§ **Your goal**: Below are the records. Gather each line that holds "icon".

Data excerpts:
==*==
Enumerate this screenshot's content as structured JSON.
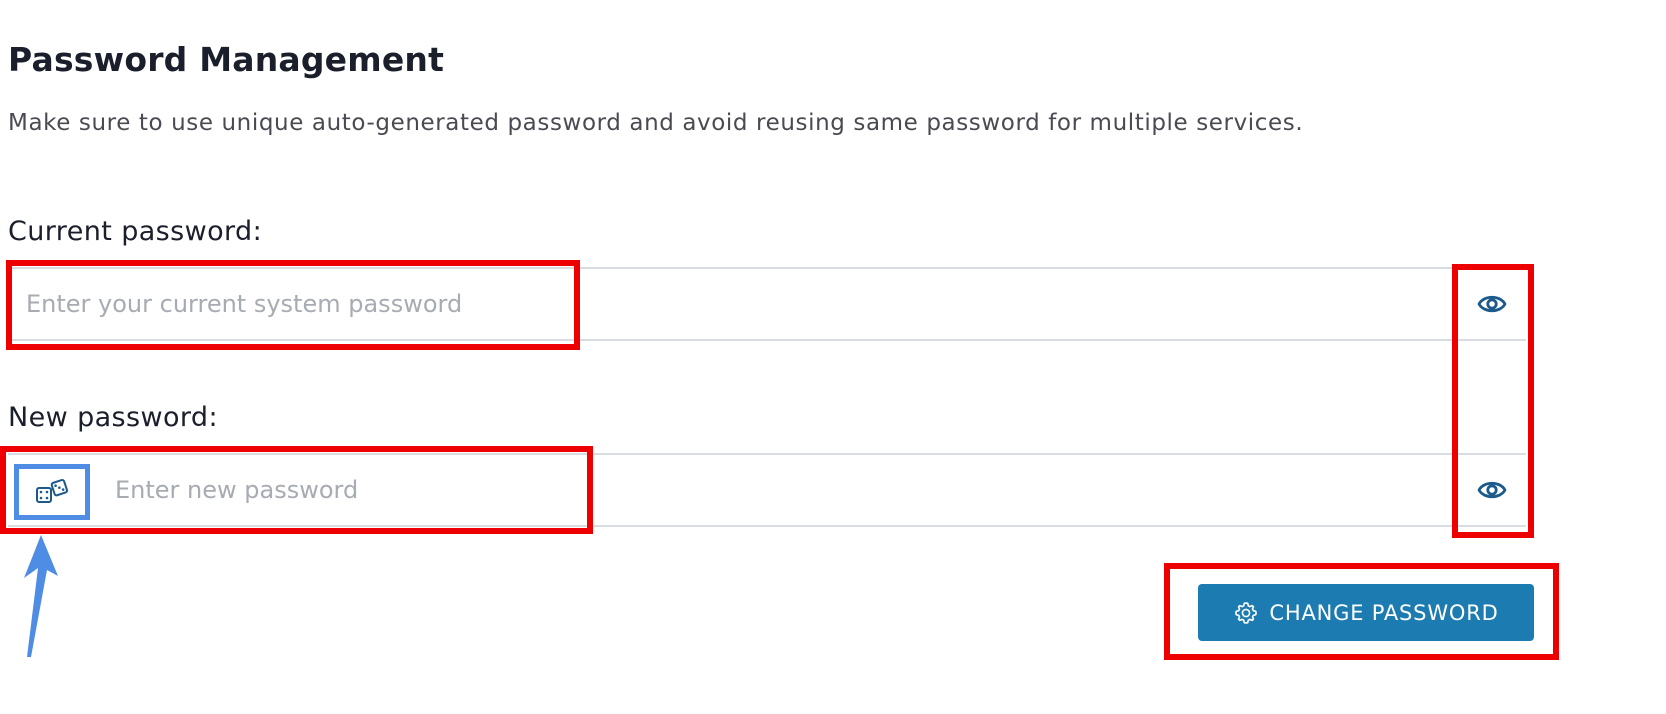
{
  "section": {
    "title": "Password Management",
    "description": "Make sure to use unique auto-generated password and avoid reusing same password for multiple services."
  },
  "current_password": {
    "label": "Current password:",
    "placeholder": "Enter your current system password",
    "toggle_icon": "eye-icon"
  },
  "new_password": {
    "label": "New password:",
    "placeholder": "Enter new password",
    "generate_icon": "dice-icon",
    "toggle_icon": "eye-icon"
  },
  "actions": {
    "change_password_label": "CHANGE PASSWORD",
    "change_password_icon": "gear-icon"
  },
  "colors": {
    "accent": "#1c7bb0",
    "annotation_red": "#ee0000",
    "annotation_blue": "#4f8ce3"
  }
}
==*==
§ **Response**:
    "toggle_icon": "eye-icon"
    "generate_icon": "dice-icon",
    "toggle_icon": "eye-icon"
    "change_password_icon": "gear-icon"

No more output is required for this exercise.